Extracted records

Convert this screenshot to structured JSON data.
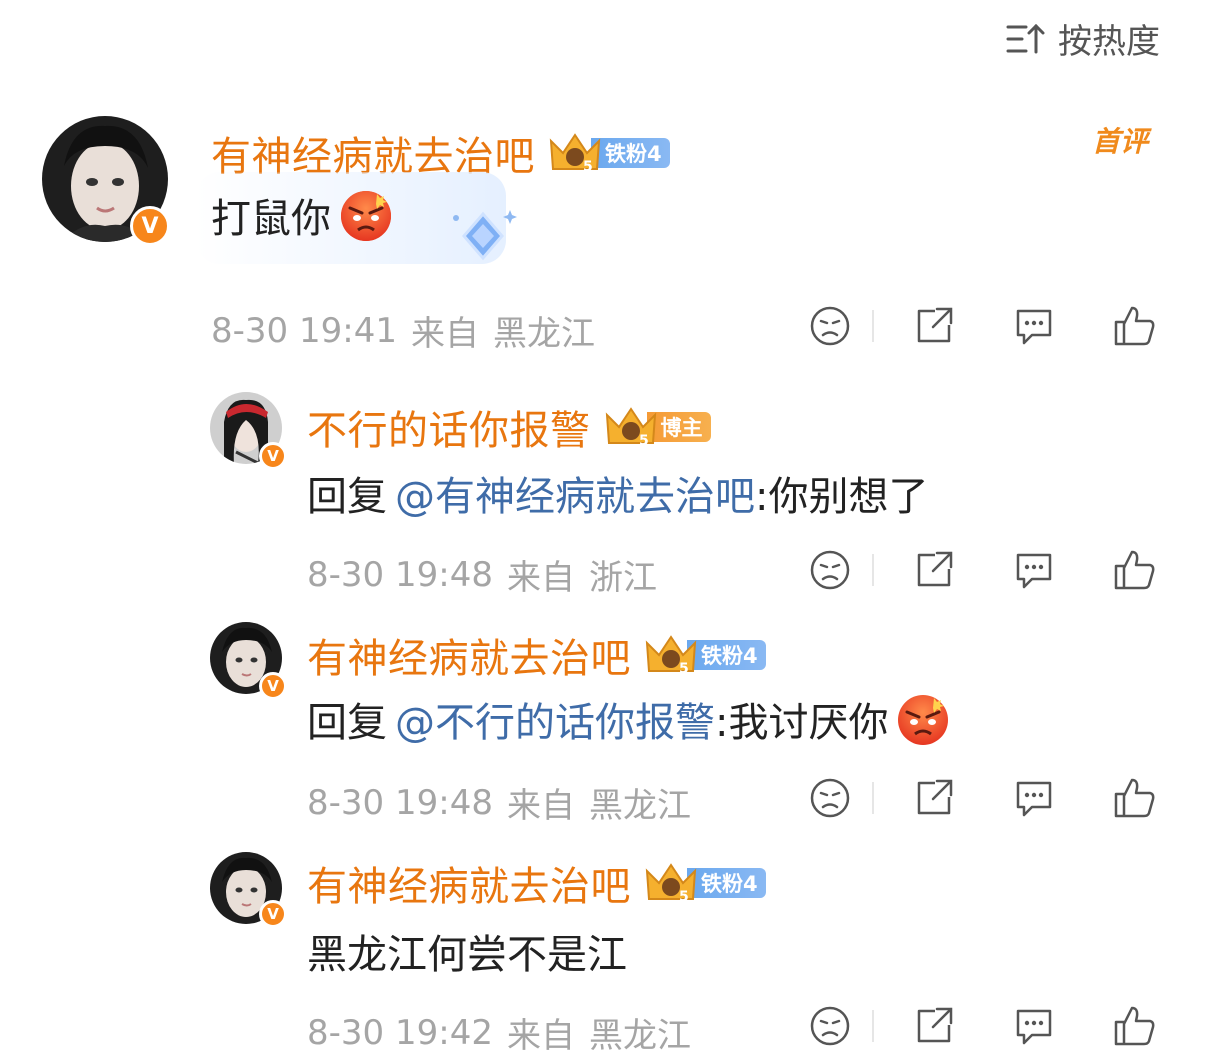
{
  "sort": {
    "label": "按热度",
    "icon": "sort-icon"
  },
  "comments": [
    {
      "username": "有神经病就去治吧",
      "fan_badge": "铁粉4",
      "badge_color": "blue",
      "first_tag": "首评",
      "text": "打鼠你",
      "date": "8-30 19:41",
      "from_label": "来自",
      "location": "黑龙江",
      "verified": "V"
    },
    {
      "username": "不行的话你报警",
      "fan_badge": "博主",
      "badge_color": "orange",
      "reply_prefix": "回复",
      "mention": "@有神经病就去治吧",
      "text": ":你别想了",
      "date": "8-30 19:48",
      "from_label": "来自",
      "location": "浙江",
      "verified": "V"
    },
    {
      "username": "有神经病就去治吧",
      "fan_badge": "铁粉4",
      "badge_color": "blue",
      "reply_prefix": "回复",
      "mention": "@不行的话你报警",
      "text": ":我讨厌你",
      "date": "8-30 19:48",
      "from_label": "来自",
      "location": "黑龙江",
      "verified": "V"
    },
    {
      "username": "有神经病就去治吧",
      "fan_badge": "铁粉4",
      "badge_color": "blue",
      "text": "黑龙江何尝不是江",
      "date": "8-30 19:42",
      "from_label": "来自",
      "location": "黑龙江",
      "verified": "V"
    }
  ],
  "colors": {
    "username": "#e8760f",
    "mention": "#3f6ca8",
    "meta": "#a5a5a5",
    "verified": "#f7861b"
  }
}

...

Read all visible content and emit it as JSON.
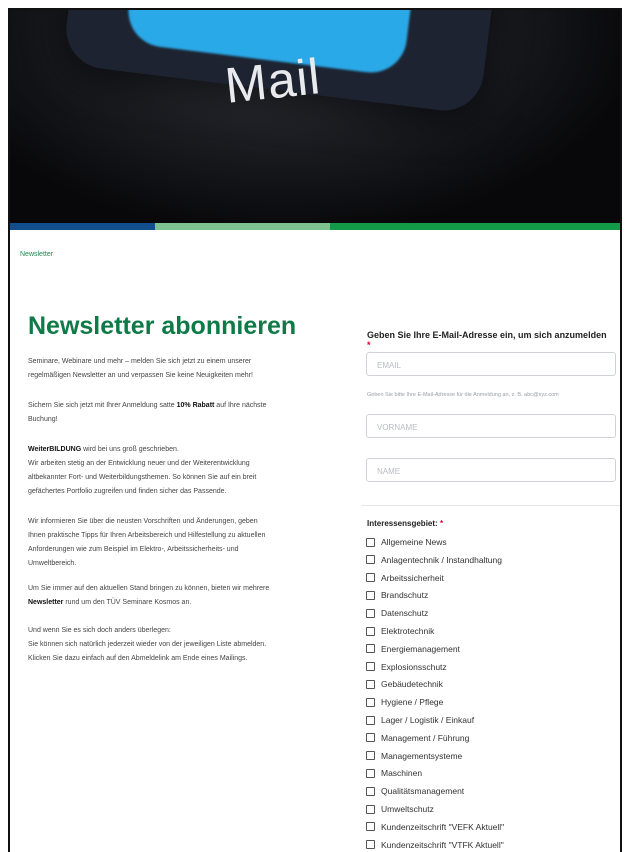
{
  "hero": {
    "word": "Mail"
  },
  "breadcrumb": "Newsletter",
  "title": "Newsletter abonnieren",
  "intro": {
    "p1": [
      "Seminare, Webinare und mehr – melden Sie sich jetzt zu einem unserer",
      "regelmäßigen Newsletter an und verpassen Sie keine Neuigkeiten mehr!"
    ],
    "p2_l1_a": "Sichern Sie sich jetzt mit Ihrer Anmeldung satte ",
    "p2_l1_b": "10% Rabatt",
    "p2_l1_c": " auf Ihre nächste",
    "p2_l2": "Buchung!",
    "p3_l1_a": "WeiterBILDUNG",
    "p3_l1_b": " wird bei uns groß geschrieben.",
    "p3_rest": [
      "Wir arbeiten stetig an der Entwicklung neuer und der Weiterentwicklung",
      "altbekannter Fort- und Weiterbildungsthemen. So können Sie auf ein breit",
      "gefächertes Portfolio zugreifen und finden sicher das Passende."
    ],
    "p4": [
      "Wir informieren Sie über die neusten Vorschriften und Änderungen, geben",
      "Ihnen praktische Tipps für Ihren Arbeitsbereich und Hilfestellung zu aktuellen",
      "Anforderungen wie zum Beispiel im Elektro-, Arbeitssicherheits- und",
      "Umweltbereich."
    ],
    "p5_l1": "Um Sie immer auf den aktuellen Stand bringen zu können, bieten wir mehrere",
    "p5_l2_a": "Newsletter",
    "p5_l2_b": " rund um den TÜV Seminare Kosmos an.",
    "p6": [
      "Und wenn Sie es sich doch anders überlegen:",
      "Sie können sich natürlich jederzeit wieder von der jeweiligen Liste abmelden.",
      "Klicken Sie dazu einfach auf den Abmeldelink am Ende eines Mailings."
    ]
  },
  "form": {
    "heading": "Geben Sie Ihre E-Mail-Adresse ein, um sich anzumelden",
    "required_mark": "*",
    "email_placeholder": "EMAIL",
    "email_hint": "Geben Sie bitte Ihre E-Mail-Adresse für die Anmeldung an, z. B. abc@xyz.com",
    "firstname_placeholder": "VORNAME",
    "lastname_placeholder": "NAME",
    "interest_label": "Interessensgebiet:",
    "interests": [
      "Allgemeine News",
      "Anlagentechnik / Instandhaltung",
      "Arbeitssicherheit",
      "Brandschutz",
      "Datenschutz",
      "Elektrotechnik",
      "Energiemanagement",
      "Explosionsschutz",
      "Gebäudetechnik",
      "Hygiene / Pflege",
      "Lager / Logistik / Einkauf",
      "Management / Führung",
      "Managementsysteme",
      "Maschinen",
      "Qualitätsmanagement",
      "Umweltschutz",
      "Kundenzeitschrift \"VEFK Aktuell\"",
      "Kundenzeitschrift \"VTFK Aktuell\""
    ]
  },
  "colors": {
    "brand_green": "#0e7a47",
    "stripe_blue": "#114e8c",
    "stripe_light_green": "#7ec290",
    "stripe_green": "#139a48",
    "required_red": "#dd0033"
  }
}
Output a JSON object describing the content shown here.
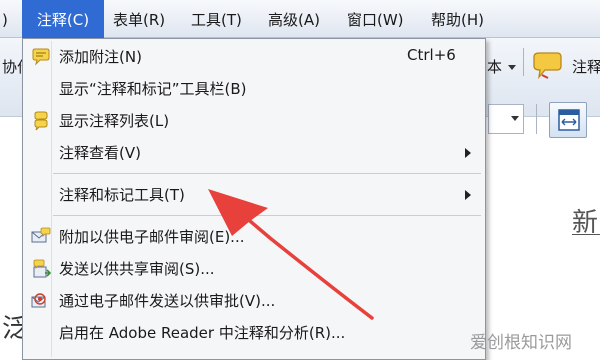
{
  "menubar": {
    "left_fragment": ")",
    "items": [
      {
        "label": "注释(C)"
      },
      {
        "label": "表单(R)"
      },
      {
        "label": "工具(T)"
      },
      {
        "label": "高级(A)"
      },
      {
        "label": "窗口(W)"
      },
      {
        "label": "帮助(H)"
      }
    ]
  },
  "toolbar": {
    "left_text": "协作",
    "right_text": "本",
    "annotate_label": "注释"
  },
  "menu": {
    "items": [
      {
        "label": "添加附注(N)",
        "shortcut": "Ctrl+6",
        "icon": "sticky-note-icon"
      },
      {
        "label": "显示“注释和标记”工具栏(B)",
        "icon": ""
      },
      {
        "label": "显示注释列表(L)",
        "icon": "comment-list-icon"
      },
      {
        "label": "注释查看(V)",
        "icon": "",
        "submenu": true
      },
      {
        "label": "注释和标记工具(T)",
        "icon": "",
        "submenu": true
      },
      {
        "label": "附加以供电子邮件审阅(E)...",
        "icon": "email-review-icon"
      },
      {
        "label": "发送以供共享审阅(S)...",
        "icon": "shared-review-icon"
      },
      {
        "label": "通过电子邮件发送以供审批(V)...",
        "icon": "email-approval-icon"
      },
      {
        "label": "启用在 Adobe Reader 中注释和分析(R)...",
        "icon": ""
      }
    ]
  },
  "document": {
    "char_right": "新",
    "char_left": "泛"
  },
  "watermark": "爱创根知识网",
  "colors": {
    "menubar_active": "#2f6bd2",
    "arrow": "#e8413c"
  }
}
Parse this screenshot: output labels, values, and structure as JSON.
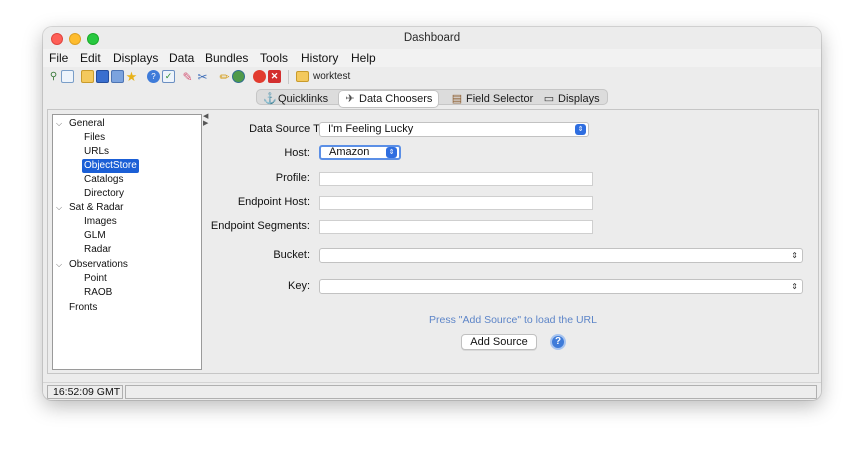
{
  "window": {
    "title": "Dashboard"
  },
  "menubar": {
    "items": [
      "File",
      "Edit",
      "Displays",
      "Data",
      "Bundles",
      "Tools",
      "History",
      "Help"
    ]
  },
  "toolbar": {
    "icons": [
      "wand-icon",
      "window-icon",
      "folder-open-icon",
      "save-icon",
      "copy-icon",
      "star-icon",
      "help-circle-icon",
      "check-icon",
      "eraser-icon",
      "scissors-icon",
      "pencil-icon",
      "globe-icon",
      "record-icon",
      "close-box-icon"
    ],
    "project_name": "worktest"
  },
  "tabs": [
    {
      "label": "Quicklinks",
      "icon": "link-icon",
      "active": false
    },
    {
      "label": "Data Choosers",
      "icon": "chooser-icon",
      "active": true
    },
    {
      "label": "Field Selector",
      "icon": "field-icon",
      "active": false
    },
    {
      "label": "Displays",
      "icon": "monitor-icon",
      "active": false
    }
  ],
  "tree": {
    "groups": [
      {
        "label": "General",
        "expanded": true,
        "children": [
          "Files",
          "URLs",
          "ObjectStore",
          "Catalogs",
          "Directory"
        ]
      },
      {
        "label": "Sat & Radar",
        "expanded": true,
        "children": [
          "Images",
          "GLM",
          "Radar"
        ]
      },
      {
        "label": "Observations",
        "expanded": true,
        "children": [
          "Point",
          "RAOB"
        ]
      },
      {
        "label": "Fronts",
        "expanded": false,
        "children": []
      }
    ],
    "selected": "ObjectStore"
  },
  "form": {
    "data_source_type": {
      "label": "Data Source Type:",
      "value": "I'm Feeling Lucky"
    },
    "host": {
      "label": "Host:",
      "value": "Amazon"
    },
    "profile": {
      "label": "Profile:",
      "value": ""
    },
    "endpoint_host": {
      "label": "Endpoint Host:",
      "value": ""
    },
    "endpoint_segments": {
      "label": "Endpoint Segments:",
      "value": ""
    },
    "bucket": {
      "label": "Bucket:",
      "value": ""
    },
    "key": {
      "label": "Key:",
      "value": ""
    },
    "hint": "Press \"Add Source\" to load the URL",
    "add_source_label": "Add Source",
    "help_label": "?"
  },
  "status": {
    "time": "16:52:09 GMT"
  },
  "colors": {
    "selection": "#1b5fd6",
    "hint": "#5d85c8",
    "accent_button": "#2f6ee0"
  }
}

Given instruction
Check each line of the entries above for the word "aktuellen". List the ones that have it.

Solution
      "Ihnen praktische Tipps für Ihren Arbeitsbereich und Hilfestellung zu aktuellen",
    "p5_l1": "Um Sie immer auf den aktuellen Stand bringen zu können, bieten wir mehrere",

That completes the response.